WHAT TO WORK ON
Faithfully return all lines, omitting every embedded picture.

SUPPLIED RECORDS

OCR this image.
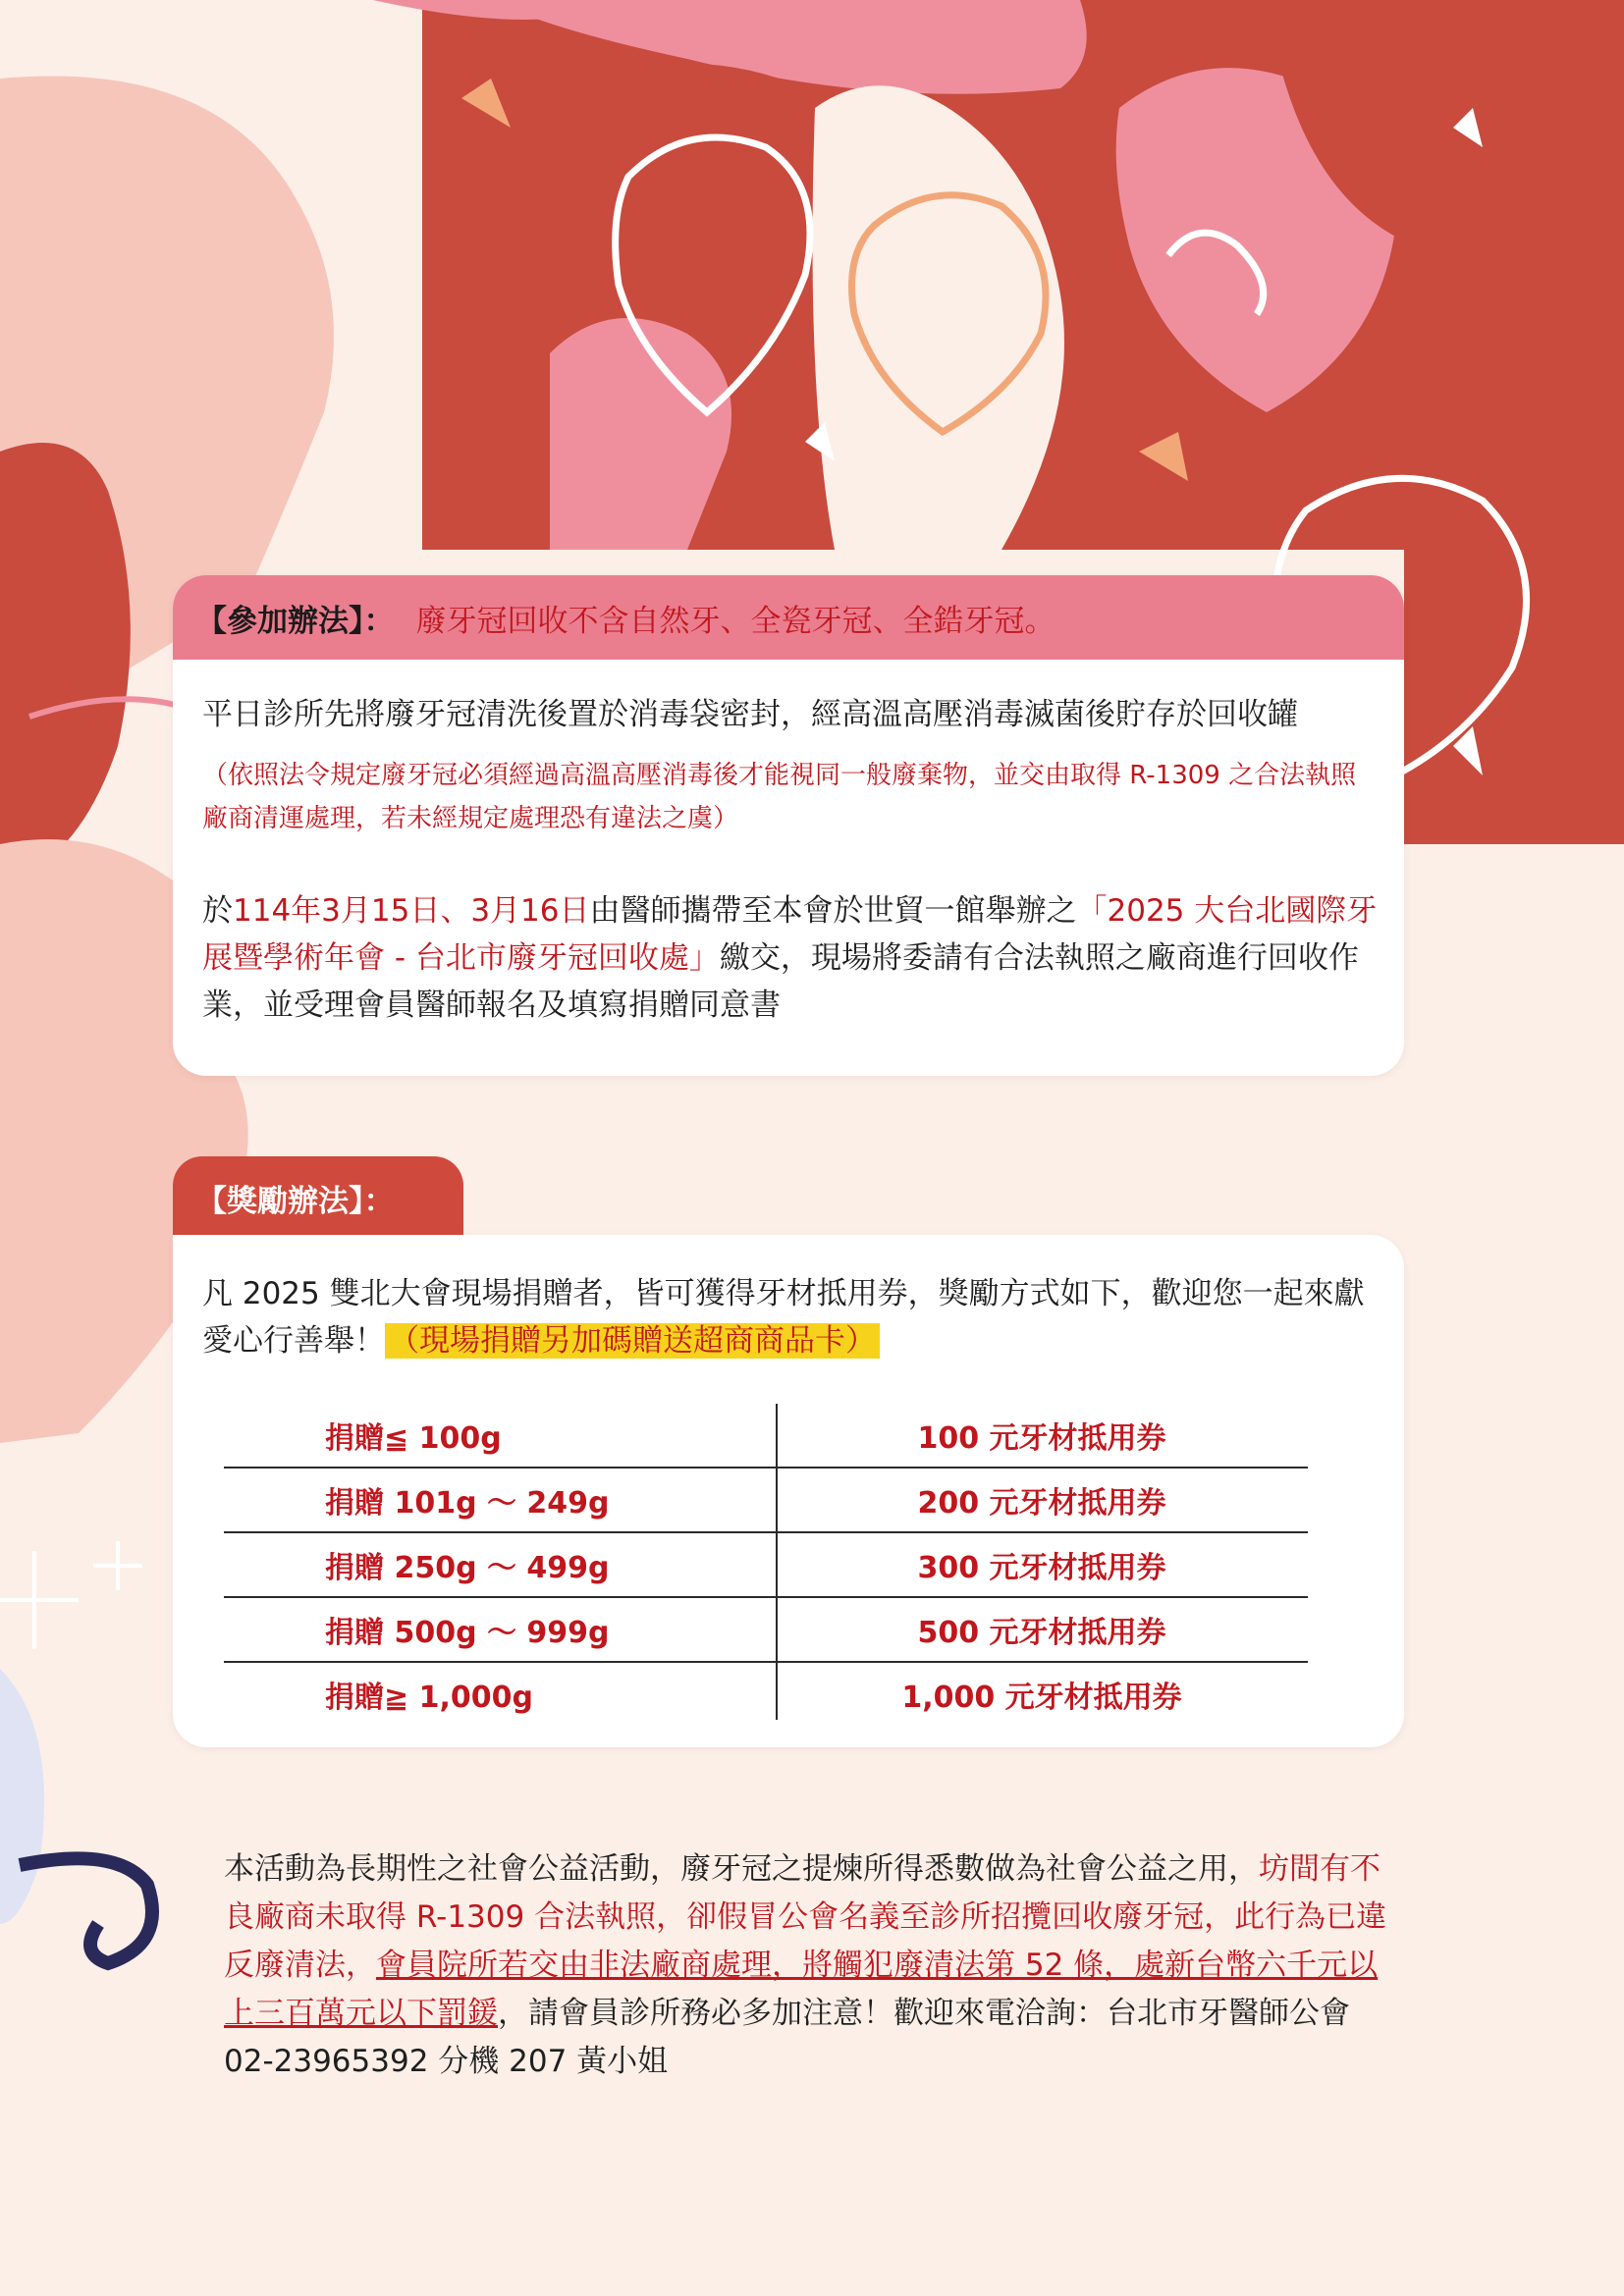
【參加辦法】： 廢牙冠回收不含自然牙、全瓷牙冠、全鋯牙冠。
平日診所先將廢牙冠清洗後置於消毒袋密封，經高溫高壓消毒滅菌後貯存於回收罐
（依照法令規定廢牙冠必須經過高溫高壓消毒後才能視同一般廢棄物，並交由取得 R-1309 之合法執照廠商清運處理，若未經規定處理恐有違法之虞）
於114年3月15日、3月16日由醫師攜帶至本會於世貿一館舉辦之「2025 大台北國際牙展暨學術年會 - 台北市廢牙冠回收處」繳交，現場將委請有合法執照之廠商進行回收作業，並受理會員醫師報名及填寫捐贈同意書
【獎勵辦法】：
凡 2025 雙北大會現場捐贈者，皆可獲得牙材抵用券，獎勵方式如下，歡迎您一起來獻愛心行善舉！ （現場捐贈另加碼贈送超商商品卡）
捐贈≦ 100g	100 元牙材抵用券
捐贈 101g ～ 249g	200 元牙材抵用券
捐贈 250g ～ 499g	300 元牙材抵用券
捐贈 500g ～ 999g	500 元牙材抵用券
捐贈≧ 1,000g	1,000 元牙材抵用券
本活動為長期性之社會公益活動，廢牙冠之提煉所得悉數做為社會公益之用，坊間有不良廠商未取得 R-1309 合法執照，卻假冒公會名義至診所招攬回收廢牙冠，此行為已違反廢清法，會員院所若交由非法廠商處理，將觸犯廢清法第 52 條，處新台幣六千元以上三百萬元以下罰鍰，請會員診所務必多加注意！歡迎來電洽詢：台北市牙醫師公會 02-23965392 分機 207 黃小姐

COMPLETE RESPONSE
OCR this image.
【參加辦法】： 廢牙冠回收不含自然牙、全瓷牙冠、全鋯牙冠。
平日診所先將廢牙冠清洗後置於消毒袋密封，經高溫高壓消毒滅菌後貯存於回收罐
（依照法令規定廢牙冠必須經過高溫高壓消毒後才能視同一般廢棄物，並交由取得 R-1309 之合法執照廠商清運處理，若未經規定處理恐有違法之虞）
於114年3月15日、3月16日由醫師攜帶至本會於世貿一館舉辦之「2025 大台北國際牙展暨學術年會 - 台北市廢牙冠回收處」繳交，現場將委請有合法執照之廠商進行回收作業，並受理會員醫師報名及填寫捐贈同意書
【獎勵辦法】：
凡 2025 雙北大會現場捐贈者，皆可獲得牙材抵用券，獎勵方式如下，歡迎您一起來獻愛心行善舉！ （現場捐贈另加碼贈送超商商品卡）
捐贈≦ 100g	100 元牙材抵用券
捐贈 101g ～ 249g	200 元牙材抵用券
捐贈 250g ～ 499g	300 元牙材抵用券
捐贈 500g ～ 999g	500 元牙材抵用券
捐贈≧ 1,000g	1,000 元牙材抵用券
本活動為長期性之社會公益活動，廢牙冠之提煉所得悉數做為社會公益之用，坊間有不良廠商未取得 R-1309 合法執照，卻假冒公會名義至診所招攬回收廢牙冠，此行為已違反廢清法，會員院所若交由非法廠商處理，將觸犯廢清法第 52 條，處新台幣六千元以上三百萬元以下罰鍰，請會員診所務必多加注意！歡迎來電洽詢：台北市牙醫師公會 02-23965392 分機 207 黃小姐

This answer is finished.